BEGIN ROWS

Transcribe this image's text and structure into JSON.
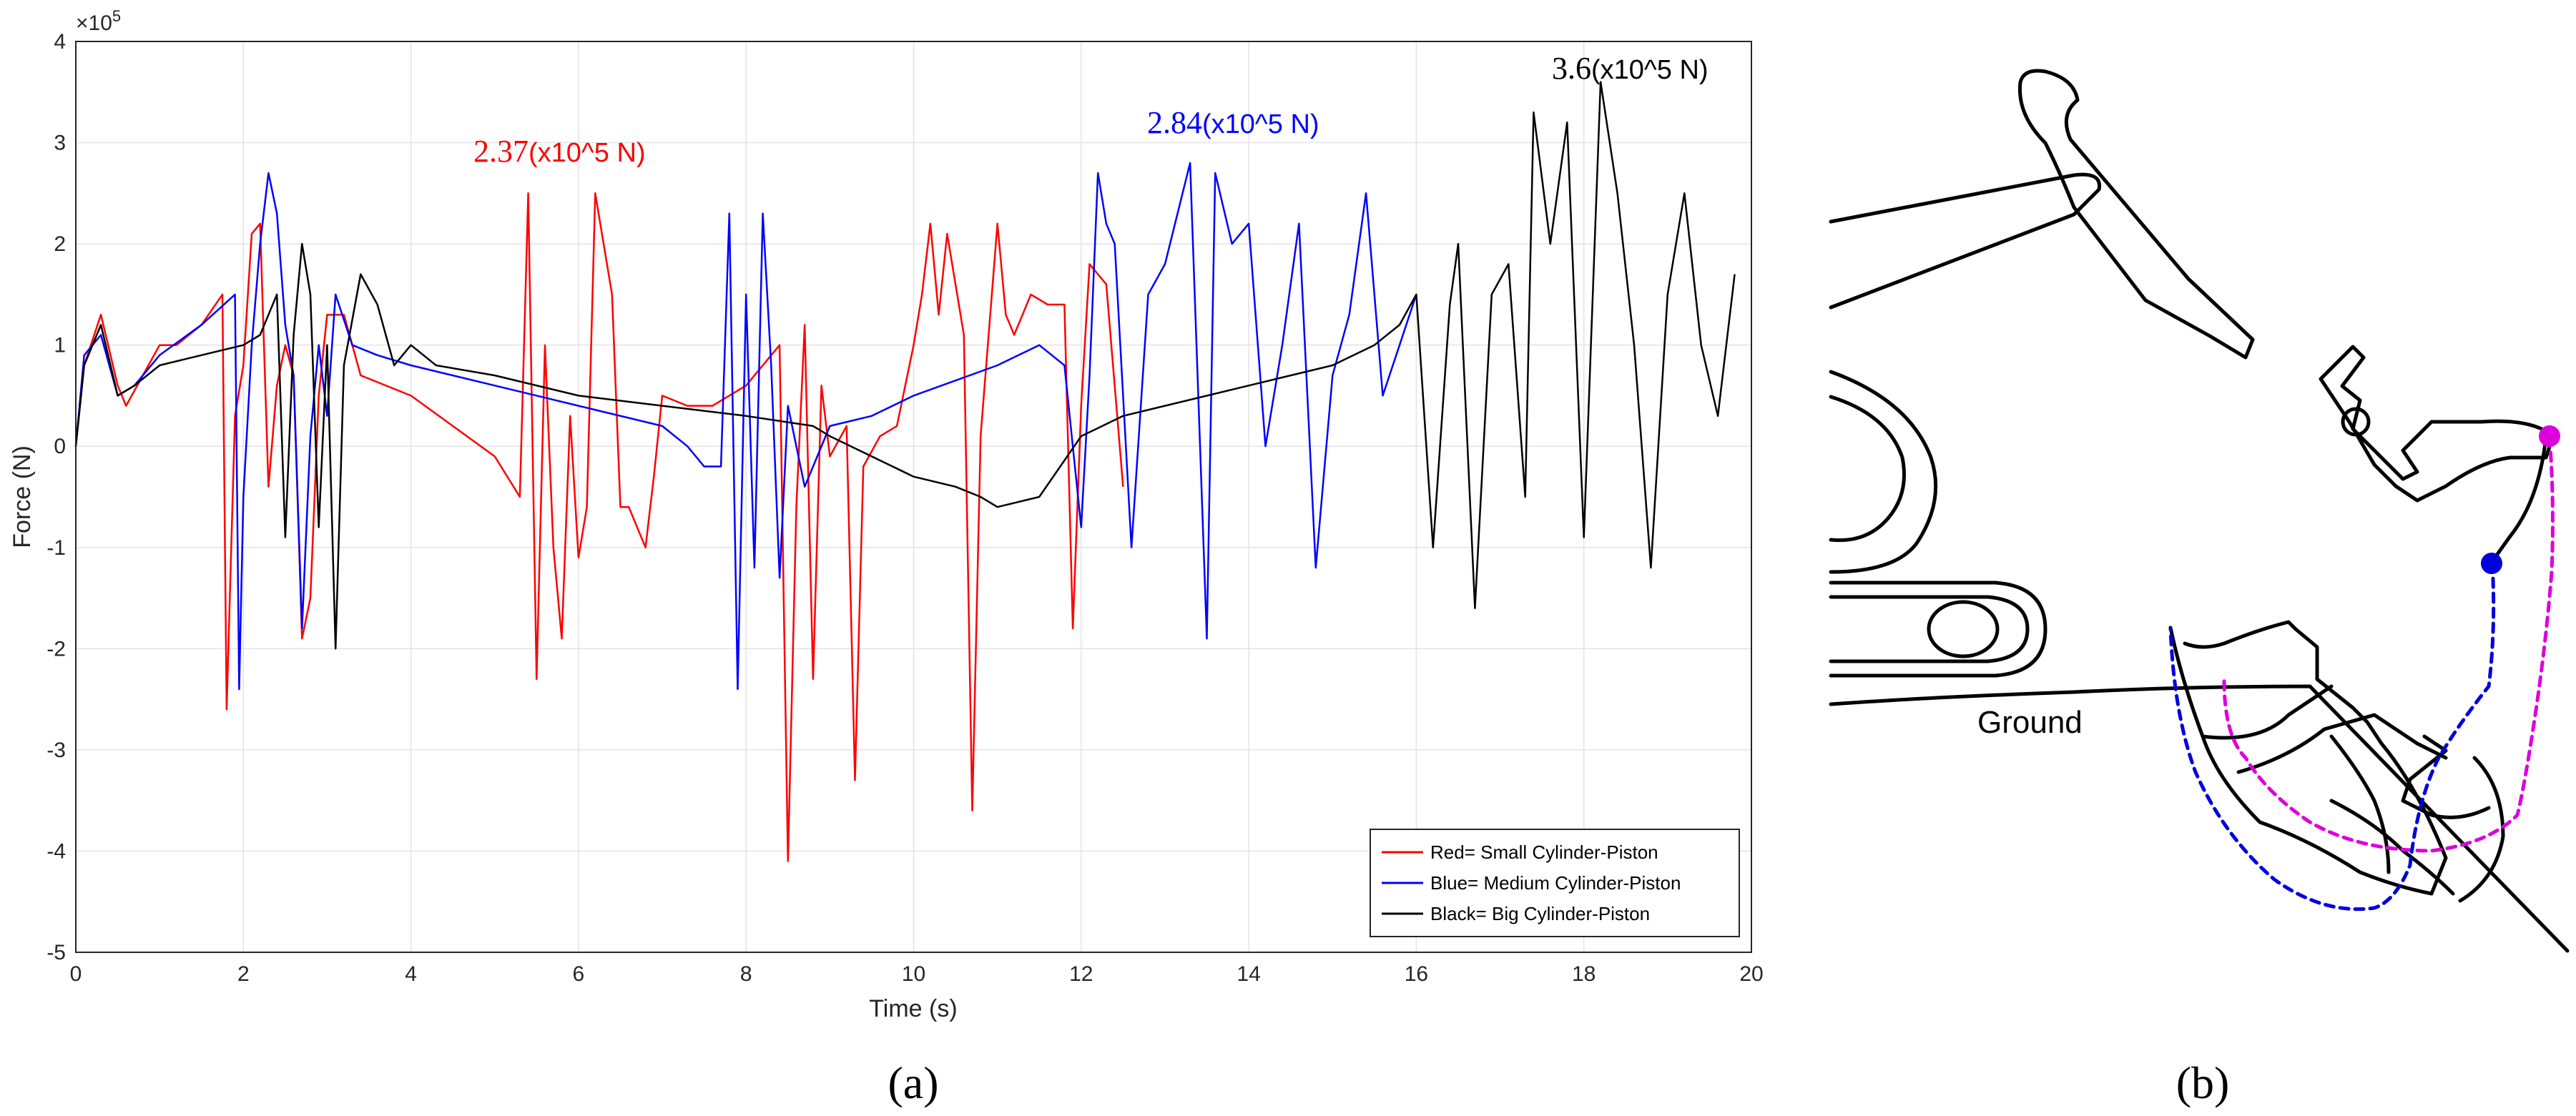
{
  "chart_data": {
    "type": "line",
    "xlabel": "Time (s)",
    "ylabel": "Force (N)",
    "xlim": [
      0,
      20
    ],
    "ylim": [
      -5,
      4
    ],
    "y_exponent_label": "×10",
    "y_exponent_power": "5",
    "grid": true,
    "xticks": [
      "0",
      "2",
      "4",
      "6",
      "8",
      "10",
      "12",
      "14",
      "16",
      "18",
      "20"
    ],
    "yticks": [
      "-5",
      "-4",
      "-3",
      "-2",
      "-1",
      "0",
      "1",
      "2",
      "3",
      "4"
    ],
    "legend_position": "bottom-right",
    "series": [
      {
        "name": "Red= Small Cylinder-Piston",
        "color": "#ff0000",
        "points": [
          [
            0,
            0
          ],
          [
            0.1,
            0.8
          ],
          [
            0.3,
            1.3
          ],
          [
            0.5,
            0.6
          ],
          [
            0.6,
            0.4
          ],
          [
            0.8,
            0.7
          ],
          [
            1.0,
            1.0
          ],
          [
            1.2,
            1.0
          ],
          [
            1.5,
            1.2
          ],
          [
            1.75,
            1.5
          ],
          [
            1.8,
            -2.6
          ],
          [
            1.9,
            0.3
          ],
          [
            2.0,
            0.8
          ],
          [
            2.1,
            2.1
          ],
          [
            2.2,
            2.2
          ],
          [
            2.3,
            -0.4
          ],
          [
            2.4,
            0.6
          ],
          [
            2.5,
            1.0
          ],
          [
            2.6,
            0.7
          ],
          [
            2.7,
            -1.9
          ],
          [
            2.8,
            -1.5
          ],
          [
            2.9,
            0.5
          ],
          [
            3.0,
            1.3
          ],
          [
            3.2,
            1.3
          ],
          [
            3.4,
            0.7
          ],
          [
            4.0,
            0.5
          ],
          [
            4.5,
            0.2
          ],
          [
            5.0,
            -0.1
          ],
          [
            5.3,
            -0.5
          ],
          [
            5.4,
            2.5
          ],
          [
            5.5,
            -2.3
          ],
          [
            5.6,
            1.0
          ],
          [
            5.7,
            -1.0
          ],
          [
            5.8,
            -1.9
          ],
          [
            5.9,
            0.3
          ],
          [
            6.0,
            -1.1
          ],
          [
            6.1,
            -0.6
          ],
          [
            6.2,
            2.5
          ],
          [
            6.3,
            2.0
          ],
          [
            6.4,
            1.5
          ],
          [
            6.5,
            -0.6
          ],
          [
            6.6,
            -0.6
          ],
          [
            6.8,
            -1.0
          ],
          [
            6.9,
            -0.3
          ],
          [
            7.0,
            0.5
          ],
          [
            7.3,
            0.4
          ],
          [
            7.6,
            0.4
          ],
          [
            8.0,
            0.6
          ],
          [
            8.2,
            0.8
          ],
          [
            8.4,
            1.0
          ],
          [
            8.5,
            -4.1
          ],
          [
            8.6,
            -0.6
          ],
          [
            8.7,
            1.2
          ],
          [
            8.8,
            -2.3
          ],
          [
            8.9,
            0.6
          ],
          [
            9.0,
            -0.1
          ],
          [
            9.2,
            0.2
          ],
          [
            9.3,
            -3.3
          ],
          [
            9.4,
            -0.2
          ],
          [
            9.6,
            0.1
          ],
          [
            9.8,
            0.2
          ],
          [
            10.0,
            1.0
          ],
          [
            10.1,
            1.5
          ],
          [
            10.2,
            2.2
          ],
          [
            10.3,
            1.3
          ],
          [
            10.4,
            2.1
          ],
          [
            10.6,
            1.1
          ],
          [
            10.7,
            -3.6
          ],
          [
            10.8,
            0.1
          ],
          [
            11.0,
            2.2
          ],
          [
            11.1,
            1.3
          ],
          [
            11.2,
            1.1
          ],
          [
            11.4,
            1.5
          ],
          [
            11.6,
            1.4
          ],
          [
            11.8,
            1.4
          ],
          [
            11.9,
            -1.8
          ],
          [
            12.0,
            0.4
          ],
          [
            12.1,
            1.8
          ],
          [
            12.3,
            1.6
          ],
          [
            12.5,
            -0.4
          ]
        ]
      },
      {
        "name": "Blue= Medium Cylinder-Piston",
        "color": "#0000ff",
        "points": [
          [
            0,
            0
          ],
          [
            0.1,
            0.9
          ],
          [
            0.3,
            1.1
          ],
          [
            0.5,
            0.5
          ],
          [
            0.7,
            0.6
          ],
          [
            1.0,
            0.9
          ],
          [
            1.5,
            1.2
          ],
          [
            1.9,
            1.5
          ],
          [
            1.95,
            -2.4
          ],
          [
            2.0,
            -0.5
          ],
          [
            2.1,
            1.0
          ],
          [
            2.2,
            2.0
          ],
          [
            2.3,
            2.7
          ],
          [
            2.4,
            2.3
          ],
          [
            2.5,
            1.2
          ],
          [
            2.6,
            0.7
          ],
          [
            2.7,
            -1.8
          ],
          [
            2.8,
            0.1
          ],
          [
            2.9,
            1.0
          ],
          [
            3.0,
            0.3
          ],
          [
            3.1,
            1.5
          ],
          [
            3.3,
            1.0
          ],
          [
            3.6,
            0.9
          ],
          [
            4.0,
            0.8
          ],
          [
            5.0,
            0.6
          ],
          [
            6.0,
            0.4
          ],
          [
            7.0,
            0.2
          ],
          [
            7.3,
            0.0
          ],
          [
            7.5,
            -0.2
          ],
          [
            7.7,
            -0.2
          ],
          [
            7.8,
            2.3
          ],
          [
            7.9,
            -2.4
          ],
          [
            8.0,
            1.5
          ],
          [
            8.1,
            -1.2
          ],
          [
            8.2,
            2.3
          ],
          [
            8.3,
            0.8
          ],
          [
            8.4,
            -1.3
          ],
          [
            8.5,
            0.4
          ],
          [
            8.7,
            -0.4
          ],
          [
            9.0,
            0.2
          ],
          [
            9.5,
            0.3
          ],
          [
            10.0,
            0.5
          ],
          [
            11.0,
            0.8
          ],
          [
            11.5,
            1.0
          ],
          [
            11.8,
            0.8
          ],
          [
            12.0,
            -0.8
          ],
          [
            12.1,
            0.7
          ],
          [
            12.2,
            2.7
          ],
          [
            12.3,
            2.2
          ],
          [
            12.4,
            2.0
          ],
          [
            12.6,
            -1.0
          ],
          [
            12.8,
            1.5
          ],
          [
            13.0,
            1.8
          ],
          [
            13.3,
            2.8
          ],
          [
            13.5,
            -1.9
          ],
          [
            13.6,
            2.7
          ],
          [
            13.8,
            2.0
          ],
          [
            14.0,
            2.2
          ],
          [
            14.2,
            0.0
          ],
          [
            14.4,
            1.0
          ],
          [
            14.6,
            2.2
          ],
          [
            14.8,
            -1.2
          ],
          [
            15.0,
            0.7
          ],
          [
            15.2,
            1.3
          ],
          [
            15.4,
            2.5
          ],
          [
            15.6,
            0.5
          ],
          [
            15.8,
            1.0
          ],
          [
            16.0,
            1.5
          ]
        ]
      },
      {
        "name": "Black= Big Cylinder-Piston",
        "color": "#000000",
        "points": [
          [
            0,
            0
          ],
          [
            0.1,
            0.8
          ],
          [
            0.3,
            1.2
          ],
          [
            0.5,
            0.5
          ],
          [
            0.7,
            0.6
          ],
          [
            1.0,
            0.8
          ],
          [
            1.5,
            0.9
          ],
          [
            2.0,
            1.0
          ],
          [
            2.2,
            1.1
          ],
          [
            2.4,
            1.5
          ],
          [
            2.5,
            -0.9
          ],
          [
            2.6,
            1.1
          ],
          [
            2.7,
            2.0
          ],
          [
            2.8,
            1.5
          ],
          [
            2.9,
            -0.8
          ],
          [
            3.0,
            1.0
          ],
          [
            3.1,
            -2.0
          ],
          [
            3.2,
            0.8
          ],
          [
            3.4,
            1.7
          ],
          [
            3.6,
            1.4
          ],
          [
            3.8,
            0.8
          ],
          [
            4.0,
            1.0
          ],
          [
            4.3,
            0.8
          ],
          [
            5.0,
            0.7
          ],
          [
            6.0,
            0.5
          ],
          [
            7.0,
            0.4
          ],
          [
            8.0,
            0.3
          ],
          [
            8.8,
            0.2
          ],
          [
            9.0,
            0.1
          ],
          [
            9.5,
            -0.1
          ],
          [
            10.0,
            -0.3
          ],
          [
            10.5,
            -0.4
          ],
          [
            10.8,
            -0.5
          ],
          [
            11.0,
            -0.6
          ],
          [
            11.5,
            -0.5
          ],
          [
            12.0,
            0.1
          ],
          [
            12.5,
            0.3
          ],
          [
            13.0,
            0.4
          ],
          [
            14.0,
            0.6
          ],
          [
            15.0,
            0.8
          ],
          [
            15.5,
            1.0
          ],
          [
            15.8,
            1.2
          ],
          [
            16.0,
            1.5
          ],
          [
            16.2,
            -1.0
          ],
          [
            16.4,
            1.4
          ],
          [
            16.5,
            2.0
          ],
          [
            16.7,
            -1.6
          ],
          [
            16.9,
            1.5
          ],
          [
            17.1,
            1.8
          ],
          [
            17.3,
            -0.5
          ],
          [
            17.4,
            3.3
          ],
          [
            17.6,
            2.0
          ],
          [
            17.8,
            3.2
          ],
          [
            18.0,
            -0.9
          ],
          [
            18.2,
            3.6
          ],
          [
            18.4,
            2.5
          ],
          [
            18.6,
            1.0
          ],
          [
            18.8,
            -1.2
          ],
          [
            19.0,
            1.5
          ],
          [
            19.2,
            2.5
          ],
          [
            19.4,
            1.0
          ],
          [
            19.6,
            0.3
          ],
          [
            19.8,
            1.7
          ]
        ]
      }
    ],
    "annotations": [
      {
        "value": "2.37",
        "unit": "(x10^5 N)",
        "color": "#ff0000"
      },
      {
        "value": "2.84",
        "unit": "(x10^5 N)",
        "color": "#0000ff"
      },
      {
        "value": "3.6",
        "unit": "(x10^5 N)",
        "color": "#000000"
      }
    ]
  },
  "panels": {
    "a_label": "(a)",
    "b_label": "(b)"
  },
  "diagram": {
    "ground_label": "Ground",
    "magenta_color": "#dd00dd",
    "blue_color": "#0000dd"
  }
}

END ROWS

TO BE DONE: Identify the lines of the entries containing the string "Piston". Copy each such line.

RESULT OF THIS EXERCISE:
        "name": "Red= Small Cylinder-Piston",
        "name": "Blue= Medium Cylinder-Piston",
        "name": "Black= Big Cylinder-Piston",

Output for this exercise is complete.